GIVEN TEXT
MAHINDA RAJAPAKSHA BECOMES THE PM OF SRILANKA: ITS IMPLICATIONS

  21-Nov-2018 01:53:59

Sri Lanka. Elections


Former Sri Lankan president Mahinda Rajapaksha was sworn in as the Prime Minister of Sri Lanka on 26th October. Sri Lankan president Pallewatte Gamaralalage Maithripala Yapa Sirisena has dismissed the current prime minister of Sri Lanka Ranil Wickremesinghe and designated Mahinda Rajapaksha, a political leader who was charged of human rights abuses, genocidal issues, immoral nepotism and inordinately close ties to China when he was in power.

After the sworn statement by Mr. Rajapaksha, President Sirisena wrote to Mr. Wickremesinghe, mentioning that he had been sacked.

“I had appointed you as the prime minister under (article) 42 (1) of the constitution and as your appointing authority, I write to notice that you have been removed from the post of prime minister”, Sirisena said in the letter. Wickremesinghe responded to the letter saying, “I will continue to be the prime minister. Rajapaksha’s appointment is unconstitutional”.

Sri Lanka, one of the republics and democratic nations in Asia, has now been left with two prime ministers claiming control.

Rajapaksha was the 18th Prime Minister of Sri Lanka from April 6 2004 to November 19 2005. Then he was the 6th president of Sri Lanka from November 2005 to January 9, 2015. During the presidency of Mr. Rajapaksha, Sri Lanka was in a friendly relationship with China. Colombo had spent over twenty years fighting a war against the Liberation Tigers of Tamil Eelam (LTTE), a militant organisation in Sri Lanka. Rajapaksha decided to put a full stop to this conflict. When he sought Indian help, India declined Rajapaksha’s appeals for large scale military support while United States also denied military aid in 2007 citing Government human rights violation in the country’s civil war. China used this opportunity to help Sri Lanka by providing it 37 million dollars in ammunition to aid Rajapaksha’s war against the Tamil Tigers. It gave Sri Lanka 6 F-7 Jet fighters, scores of anti aircraft guns and a JY-11 radar systems as reported in Foreign affairs.

DATASET CONTENT
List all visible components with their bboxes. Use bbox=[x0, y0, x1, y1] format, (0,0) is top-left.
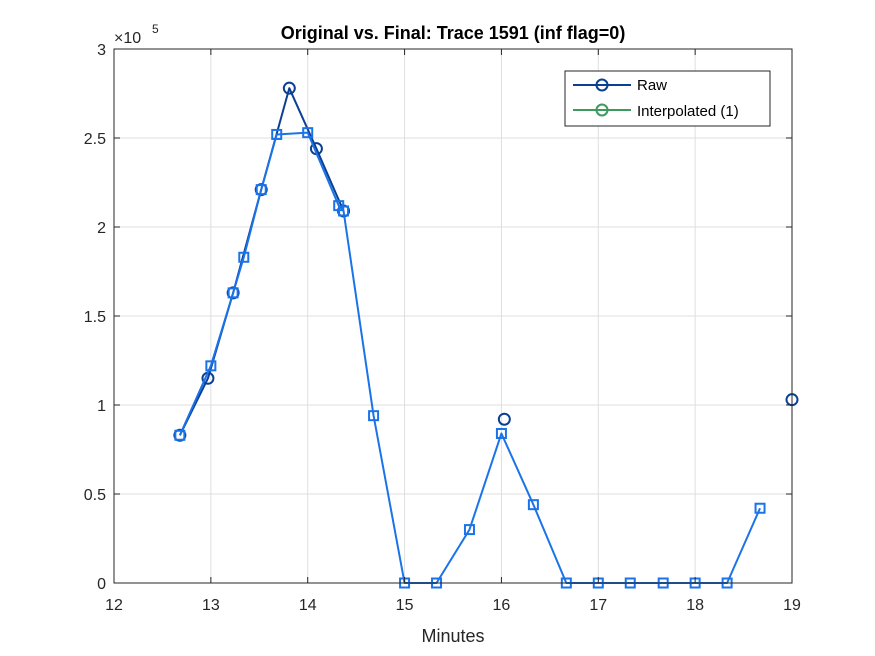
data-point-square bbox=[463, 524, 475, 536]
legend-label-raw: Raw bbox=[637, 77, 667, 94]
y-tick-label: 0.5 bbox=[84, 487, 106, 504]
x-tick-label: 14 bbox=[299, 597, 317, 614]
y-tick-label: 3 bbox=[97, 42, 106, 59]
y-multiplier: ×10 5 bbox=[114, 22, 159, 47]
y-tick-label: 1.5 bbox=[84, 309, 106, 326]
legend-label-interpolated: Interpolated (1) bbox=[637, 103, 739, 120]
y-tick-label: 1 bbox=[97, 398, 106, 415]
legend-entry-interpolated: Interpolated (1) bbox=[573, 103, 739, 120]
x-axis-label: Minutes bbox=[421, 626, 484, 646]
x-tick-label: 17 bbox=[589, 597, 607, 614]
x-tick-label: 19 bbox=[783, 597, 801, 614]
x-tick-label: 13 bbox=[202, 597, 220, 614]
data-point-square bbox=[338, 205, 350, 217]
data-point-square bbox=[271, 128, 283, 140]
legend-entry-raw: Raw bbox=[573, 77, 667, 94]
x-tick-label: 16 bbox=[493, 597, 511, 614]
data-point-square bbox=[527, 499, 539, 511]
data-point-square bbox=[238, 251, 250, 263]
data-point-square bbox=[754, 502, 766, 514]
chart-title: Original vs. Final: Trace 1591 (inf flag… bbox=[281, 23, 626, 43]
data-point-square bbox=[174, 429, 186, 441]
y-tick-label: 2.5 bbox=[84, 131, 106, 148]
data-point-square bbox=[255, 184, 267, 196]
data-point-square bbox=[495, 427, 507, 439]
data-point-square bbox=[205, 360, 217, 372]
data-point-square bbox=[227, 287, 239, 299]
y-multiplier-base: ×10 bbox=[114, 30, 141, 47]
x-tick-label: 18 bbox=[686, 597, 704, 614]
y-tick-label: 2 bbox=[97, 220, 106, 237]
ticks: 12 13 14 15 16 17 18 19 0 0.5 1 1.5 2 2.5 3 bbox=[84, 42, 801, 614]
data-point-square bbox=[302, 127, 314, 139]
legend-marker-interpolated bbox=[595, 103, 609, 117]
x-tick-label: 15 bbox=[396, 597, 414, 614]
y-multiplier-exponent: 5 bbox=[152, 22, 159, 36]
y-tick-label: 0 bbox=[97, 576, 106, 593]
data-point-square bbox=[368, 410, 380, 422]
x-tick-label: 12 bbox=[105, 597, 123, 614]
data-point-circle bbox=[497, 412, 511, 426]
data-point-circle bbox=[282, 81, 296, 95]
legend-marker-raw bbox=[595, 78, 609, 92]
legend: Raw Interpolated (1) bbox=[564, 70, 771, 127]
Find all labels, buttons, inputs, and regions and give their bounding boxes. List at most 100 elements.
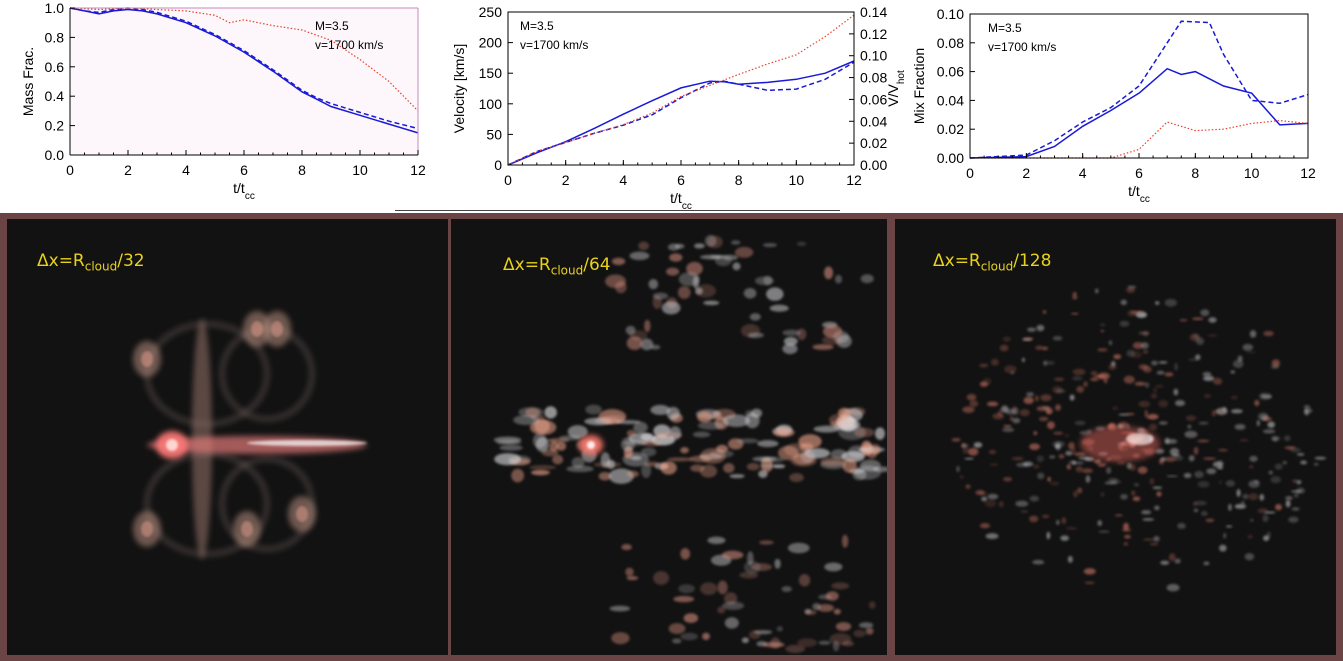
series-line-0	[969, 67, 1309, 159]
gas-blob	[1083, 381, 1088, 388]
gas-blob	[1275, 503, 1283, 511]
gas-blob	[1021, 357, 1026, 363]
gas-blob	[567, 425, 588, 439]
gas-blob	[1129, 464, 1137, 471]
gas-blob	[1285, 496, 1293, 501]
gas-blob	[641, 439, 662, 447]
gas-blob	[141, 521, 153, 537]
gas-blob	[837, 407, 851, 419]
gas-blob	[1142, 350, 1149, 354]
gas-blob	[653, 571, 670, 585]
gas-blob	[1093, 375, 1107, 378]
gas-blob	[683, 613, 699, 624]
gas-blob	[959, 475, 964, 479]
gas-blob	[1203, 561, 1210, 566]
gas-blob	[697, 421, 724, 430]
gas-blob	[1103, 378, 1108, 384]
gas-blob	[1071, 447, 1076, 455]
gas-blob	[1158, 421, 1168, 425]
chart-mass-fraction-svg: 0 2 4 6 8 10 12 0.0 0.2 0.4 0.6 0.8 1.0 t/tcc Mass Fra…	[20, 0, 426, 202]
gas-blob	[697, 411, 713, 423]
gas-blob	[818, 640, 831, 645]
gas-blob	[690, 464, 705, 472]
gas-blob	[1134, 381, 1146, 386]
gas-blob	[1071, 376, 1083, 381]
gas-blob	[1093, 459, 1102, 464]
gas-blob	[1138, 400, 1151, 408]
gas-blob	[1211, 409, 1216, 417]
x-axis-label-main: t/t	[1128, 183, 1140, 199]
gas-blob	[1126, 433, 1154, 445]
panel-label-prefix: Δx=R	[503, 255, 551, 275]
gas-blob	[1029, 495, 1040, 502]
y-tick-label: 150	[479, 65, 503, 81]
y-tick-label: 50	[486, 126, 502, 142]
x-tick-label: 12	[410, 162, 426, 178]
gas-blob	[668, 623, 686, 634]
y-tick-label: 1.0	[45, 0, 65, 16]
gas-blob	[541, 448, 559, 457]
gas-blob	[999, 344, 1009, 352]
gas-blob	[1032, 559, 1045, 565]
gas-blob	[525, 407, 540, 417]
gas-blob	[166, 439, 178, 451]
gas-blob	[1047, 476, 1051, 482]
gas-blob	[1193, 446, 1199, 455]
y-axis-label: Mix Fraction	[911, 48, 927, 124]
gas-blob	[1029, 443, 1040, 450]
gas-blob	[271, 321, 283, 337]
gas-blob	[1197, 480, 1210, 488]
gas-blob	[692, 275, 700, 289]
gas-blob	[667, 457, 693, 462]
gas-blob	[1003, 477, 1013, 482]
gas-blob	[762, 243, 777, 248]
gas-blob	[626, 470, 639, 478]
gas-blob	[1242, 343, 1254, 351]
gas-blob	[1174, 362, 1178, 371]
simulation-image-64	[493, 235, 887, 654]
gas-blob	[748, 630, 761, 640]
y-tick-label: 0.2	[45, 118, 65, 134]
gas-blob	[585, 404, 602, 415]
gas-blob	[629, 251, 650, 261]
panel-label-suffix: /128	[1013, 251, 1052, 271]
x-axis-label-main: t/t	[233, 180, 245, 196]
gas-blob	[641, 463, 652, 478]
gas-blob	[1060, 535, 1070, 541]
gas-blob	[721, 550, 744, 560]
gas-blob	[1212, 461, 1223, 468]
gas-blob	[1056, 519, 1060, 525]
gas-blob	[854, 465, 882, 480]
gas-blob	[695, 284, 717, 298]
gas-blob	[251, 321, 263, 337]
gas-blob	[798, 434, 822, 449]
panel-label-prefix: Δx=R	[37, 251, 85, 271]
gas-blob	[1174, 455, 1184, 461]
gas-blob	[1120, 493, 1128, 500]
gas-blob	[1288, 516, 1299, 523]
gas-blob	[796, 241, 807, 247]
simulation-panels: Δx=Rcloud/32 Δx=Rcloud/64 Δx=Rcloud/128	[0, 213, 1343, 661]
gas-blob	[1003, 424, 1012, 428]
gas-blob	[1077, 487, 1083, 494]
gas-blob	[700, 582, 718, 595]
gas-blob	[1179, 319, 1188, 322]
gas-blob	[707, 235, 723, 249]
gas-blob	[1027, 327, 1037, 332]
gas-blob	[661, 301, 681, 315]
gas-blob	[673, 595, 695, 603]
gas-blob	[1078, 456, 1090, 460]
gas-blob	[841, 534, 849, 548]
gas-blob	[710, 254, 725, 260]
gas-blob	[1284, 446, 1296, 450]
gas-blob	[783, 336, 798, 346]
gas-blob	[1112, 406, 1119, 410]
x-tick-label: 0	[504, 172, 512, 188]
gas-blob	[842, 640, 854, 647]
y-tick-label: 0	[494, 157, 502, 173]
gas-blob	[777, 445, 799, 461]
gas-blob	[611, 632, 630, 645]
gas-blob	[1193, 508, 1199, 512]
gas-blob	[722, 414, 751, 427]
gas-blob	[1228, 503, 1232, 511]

REQUIREMENTS
Answer these questions using the article on Mahinda Rajapaksha:
(a) On what date was Rajapaksha sworn in as Prime Minister of Sri Lanka?
(b) Under which article of the constitution did Sirisena say he had appointed Wickremesinghe?
(c) What was the value of the ammunition China provided to Sri Lanka?
Base every answer solely on the text.

RESULT OF THIS TASK
(a) 26th October
(b) Article 42 (1)
(c) 37 million dollars